• PAGE EXTRACT:
::::::::
Given the vast quantities of capital available to support the growth of foundational model providers evidenced by multi-billion-dollar funding rounds and partnerships with hyperscalers like AWS, Google Cloud, and Azure it is difficult to predict just how deeply these companies will extend into the application layer. For instance, a host of startups that raised at punchy valuations to build AI-powered financial advisors were likely dismayed by Anthropic’s July 2025 launch of Claude for Financial Services, a specialized tool designed for investment analysis, market research, due diligence, and competitive benchmarking. This move highlights how foundational players can quickly encroach on vertical applications, potentially commoditizing niche markets and disrupting early-stage ventures.

 

What holds true, however, is that there are entire industries lagging one or two steps behind in readiness to fully benefit from AI’s efficiencies. Sectors such as aviation (including air traffic control), haulage, construction, freight logistics, manufacturing, and even parts of healthcare remain heavily antiquated, with manual processes, siloed data on on-premise servers, and non-digital workflows. According to recent analyses, data-poor industries like these are scrambling to digitize to avoid being left behind by AI disruption, as AI thrives on rich, accessible datasets. For example, manufacturing a $16 trillion global market, there is a push towards digital twins, IoT integration, and predictive maintenance, but many firms still rely on legacy systems that make such adoption impossible.
::::::::
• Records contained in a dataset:
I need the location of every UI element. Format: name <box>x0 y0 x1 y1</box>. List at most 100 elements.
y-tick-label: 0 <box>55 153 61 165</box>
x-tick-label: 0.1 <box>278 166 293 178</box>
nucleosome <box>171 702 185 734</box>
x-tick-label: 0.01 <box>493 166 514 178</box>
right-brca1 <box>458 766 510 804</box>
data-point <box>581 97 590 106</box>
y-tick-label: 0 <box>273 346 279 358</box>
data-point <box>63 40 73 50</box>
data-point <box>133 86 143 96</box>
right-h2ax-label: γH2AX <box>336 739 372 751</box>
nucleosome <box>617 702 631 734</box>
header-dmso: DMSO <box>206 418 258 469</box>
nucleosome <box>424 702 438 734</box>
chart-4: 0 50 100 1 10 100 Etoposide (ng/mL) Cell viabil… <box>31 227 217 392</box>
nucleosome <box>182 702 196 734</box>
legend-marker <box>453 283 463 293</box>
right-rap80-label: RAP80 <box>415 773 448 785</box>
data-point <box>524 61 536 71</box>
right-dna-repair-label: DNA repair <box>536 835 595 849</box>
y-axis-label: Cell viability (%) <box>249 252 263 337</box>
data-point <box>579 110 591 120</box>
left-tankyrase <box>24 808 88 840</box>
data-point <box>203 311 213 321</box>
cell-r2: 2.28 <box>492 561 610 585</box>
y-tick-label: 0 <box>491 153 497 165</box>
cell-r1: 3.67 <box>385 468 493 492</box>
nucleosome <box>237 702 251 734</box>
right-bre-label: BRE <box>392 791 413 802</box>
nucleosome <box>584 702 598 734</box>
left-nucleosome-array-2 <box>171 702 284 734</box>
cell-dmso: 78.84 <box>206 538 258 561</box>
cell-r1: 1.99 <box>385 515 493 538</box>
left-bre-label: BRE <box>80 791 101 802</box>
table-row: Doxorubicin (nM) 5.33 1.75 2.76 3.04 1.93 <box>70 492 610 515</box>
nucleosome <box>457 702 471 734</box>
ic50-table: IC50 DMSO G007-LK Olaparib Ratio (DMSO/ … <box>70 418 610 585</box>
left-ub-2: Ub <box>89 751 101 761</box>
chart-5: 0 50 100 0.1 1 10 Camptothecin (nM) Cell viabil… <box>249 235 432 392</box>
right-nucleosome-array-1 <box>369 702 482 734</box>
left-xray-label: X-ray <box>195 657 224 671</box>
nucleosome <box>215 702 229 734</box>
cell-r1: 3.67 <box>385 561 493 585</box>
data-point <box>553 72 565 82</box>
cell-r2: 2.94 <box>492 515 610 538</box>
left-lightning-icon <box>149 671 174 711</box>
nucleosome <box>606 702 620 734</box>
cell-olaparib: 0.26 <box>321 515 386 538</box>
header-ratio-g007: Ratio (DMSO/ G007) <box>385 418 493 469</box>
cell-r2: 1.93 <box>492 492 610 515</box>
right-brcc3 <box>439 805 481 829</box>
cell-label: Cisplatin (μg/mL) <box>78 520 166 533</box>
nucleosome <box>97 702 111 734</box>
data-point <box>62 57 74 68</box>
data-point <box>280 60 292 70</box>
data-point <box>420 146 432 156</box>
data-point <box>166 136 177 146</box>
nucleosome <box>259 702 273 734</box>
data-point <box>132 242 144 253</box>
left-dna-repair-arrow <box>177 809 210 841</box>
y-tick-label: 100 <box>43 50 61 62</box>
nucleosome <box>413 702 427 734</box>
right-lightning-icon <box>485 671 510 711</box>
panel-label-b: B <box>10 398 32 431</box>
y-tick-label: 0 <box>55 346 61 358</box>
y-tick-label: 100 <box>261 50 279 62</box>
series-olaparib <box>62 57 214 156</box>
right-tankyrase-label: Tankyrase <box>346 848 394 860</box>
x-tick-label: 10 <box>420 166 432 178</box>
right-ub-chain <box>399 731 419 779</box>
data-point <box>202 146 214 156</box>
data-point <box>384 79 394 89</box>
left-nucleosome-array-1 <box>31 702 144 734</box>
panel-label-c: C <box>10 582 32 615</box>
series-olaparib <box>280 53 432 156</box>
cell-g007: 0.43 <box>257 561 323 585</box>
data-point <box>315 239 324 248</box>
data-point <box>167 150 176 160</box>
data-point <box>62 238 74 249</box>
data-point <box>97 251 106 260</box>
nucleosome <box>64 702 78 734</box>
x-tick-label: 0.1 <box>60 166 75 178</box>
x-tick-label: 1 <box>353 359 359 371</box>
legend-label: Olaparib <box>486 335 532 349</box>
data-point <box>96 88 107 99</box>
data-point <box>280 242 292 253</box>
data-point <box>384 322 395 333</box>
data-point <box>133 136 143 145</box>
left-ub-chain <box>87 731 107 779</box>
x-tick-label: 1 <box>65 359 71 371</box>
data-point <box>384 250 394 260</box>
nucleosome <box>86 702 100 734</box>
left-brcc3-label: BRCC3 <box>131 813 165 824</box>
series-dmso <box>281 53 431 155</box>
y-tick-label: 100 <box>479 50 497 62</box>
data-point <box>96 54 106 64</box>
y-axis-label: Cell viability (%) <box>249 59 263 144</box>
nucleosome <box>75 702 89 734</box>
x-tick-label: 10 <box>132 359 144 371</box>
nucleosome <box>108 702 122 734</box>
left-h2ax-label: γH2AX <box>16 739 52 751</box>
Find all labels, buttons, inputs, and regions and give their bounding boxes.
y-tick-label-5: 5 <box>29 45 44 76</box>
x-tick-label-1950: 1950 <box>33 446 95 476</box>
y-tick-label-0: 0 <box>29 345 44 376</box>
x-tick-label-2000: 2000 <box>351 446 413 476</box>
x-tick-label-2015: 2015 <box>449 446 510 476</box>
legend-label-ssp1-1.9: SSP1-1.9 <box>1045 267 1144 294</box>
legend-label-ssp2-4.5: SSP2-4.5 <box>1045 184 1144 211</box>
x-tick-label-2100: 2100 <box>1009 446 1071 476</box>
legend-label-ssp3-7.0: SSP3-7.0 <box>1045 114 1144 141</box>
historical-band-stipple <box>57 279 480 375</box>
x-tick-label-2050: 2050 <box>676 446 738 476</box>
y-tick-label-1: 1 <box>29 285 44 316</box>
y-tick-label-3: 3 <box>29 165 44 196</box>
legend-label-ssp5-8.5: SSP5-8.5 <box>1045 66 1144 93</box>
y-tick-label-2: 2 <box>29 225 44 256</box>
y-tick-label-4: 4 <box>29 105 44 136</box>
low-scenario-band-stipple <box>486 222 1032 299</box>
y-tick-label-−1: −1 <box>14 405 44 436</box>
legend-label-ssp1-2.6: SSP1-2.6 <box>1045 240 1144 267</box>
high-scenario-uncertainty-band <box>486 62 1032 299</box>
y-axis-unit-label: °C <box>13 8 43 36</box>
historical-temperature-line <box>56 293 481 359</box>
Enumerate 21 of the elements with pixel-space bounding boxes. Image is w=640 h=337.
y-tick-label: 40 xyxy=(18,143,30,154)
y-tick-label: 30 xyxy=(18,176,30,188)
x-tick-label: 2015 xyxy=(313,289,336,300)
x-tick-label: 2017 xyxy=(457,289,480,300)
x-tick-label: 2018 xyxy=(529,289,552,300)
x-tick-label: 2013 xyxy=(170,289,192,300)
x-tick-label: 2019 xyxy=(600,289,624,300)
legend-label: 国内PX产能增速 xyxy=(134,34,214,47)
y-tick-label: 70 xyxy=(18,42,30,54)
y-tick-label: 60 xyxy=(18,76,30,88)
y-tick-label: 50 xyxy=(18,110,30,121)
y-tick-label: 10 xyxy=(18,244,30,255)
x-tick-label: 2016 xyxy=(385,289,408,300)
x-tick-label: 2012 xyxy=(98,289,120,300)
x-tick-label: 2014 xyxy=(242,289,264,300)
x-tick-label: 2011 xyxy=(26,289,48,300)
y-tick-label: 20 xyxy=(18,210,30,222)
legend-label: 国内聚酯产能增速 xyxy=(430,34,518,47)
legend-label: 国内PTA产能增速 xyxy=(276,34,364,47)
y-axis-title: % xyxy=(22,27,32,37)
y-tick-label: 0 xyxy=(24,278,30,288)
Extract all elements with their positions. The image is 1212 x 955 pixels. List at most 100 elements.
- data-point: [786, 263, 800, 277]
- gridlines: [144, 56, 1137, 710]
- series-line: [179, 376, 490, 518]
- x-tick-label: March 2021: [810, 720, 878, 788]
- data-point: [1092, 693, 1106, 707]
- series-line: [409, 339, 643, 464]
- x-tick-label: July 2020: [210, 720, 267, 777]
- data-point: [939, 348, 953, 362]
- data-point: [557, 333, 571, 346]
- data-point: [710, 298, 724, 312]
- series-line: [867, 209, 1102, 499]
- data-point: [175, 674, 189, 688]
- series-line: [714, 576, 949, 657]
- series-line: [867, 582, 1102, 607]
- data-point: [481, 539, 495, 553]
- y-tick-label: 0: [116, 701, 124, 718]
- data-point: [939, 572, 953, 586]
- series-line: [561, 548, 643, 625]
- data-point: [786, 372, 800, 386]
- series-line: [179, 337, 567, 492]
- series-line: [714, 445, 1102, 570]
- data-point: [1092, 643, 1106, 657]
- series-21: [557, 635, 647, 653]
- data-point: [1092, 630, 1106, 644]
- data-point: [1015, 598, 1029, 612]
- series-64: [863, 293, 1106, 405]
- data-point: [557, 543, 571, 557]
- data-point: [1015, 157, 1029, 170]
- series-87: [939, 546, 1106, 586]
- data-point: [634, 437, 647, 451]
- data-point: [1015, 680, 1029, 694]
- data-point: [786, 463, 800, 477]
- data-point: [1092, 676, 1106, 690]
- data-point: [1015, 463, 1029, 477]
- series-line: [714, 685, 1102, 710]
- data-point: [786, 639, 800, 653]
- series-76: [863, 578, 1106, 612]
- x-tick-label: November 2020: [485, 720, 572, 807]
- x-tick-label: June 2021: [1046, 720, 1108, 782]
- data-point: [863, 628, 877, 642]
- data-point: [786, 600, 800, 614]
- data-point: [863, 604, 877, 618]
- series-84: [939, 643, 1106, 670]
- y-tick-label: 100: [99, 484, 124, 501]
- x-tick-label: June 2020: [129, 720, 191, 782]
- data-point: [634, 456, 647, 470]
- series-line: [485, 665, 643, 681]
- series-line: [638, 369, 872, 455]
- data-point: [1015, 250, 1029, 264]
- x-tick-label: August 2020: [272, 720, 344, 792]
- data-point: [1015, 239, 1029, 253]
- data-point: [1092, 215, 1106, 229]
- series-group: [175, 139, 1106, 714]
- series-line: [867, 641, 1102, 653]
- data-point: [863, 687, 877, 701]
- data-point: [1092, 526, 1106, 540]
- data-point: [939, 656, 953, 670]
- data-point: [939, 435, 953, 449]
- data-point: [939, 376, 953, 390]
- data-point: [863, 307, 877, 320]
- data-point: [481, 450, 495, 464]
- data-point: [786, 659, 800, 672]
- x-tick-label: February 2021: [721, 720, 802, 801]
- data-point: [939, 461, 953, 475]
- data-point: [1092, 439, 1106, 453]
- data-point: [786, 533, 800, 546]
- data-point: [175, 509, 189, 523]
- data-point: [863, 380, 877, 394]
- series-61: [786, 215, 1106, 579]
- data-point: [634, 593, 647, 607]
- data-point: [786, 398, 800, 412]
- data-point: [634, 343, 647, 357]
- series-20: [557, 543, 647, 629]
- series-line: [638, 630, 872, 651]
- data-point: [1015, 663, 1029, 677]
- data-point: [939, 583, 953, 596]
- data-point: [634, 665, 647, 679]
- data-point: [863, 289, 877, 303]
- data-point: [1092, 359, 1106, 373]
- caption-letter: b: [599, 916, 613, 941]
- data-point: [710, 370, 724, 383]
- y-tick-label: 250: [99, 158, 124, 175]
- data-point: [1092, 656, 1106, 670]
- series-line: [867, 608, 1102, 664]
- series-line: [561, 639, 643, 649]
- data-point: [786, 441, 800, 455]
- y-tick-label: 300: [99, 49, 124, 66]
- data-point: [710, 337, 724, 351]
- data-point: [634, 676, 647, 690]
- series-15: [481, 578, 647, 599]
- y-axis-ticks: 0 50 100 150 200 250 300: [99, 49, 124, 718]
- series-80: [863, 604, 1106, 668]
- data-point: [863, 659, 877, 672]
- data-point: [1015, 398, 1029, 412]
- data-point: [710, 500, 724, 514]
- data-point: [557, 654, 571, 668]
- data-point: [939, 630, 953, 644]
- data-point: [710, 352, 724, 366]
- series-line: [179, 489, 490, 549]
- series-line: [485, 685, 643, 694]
::::::::
Using the page extract on AI and industry readiness, explain why data-poor industries are scrambling to digitize. Answer in one to three sentences.

• WRITTEN REPLY:
They are trying to avoid being left behind by AI disruption, because AI thrives on rich, accessible datasets. Industries that still rely on manual processes, data siloed on on-premise servers, and non-digital workflows lack that kind of data.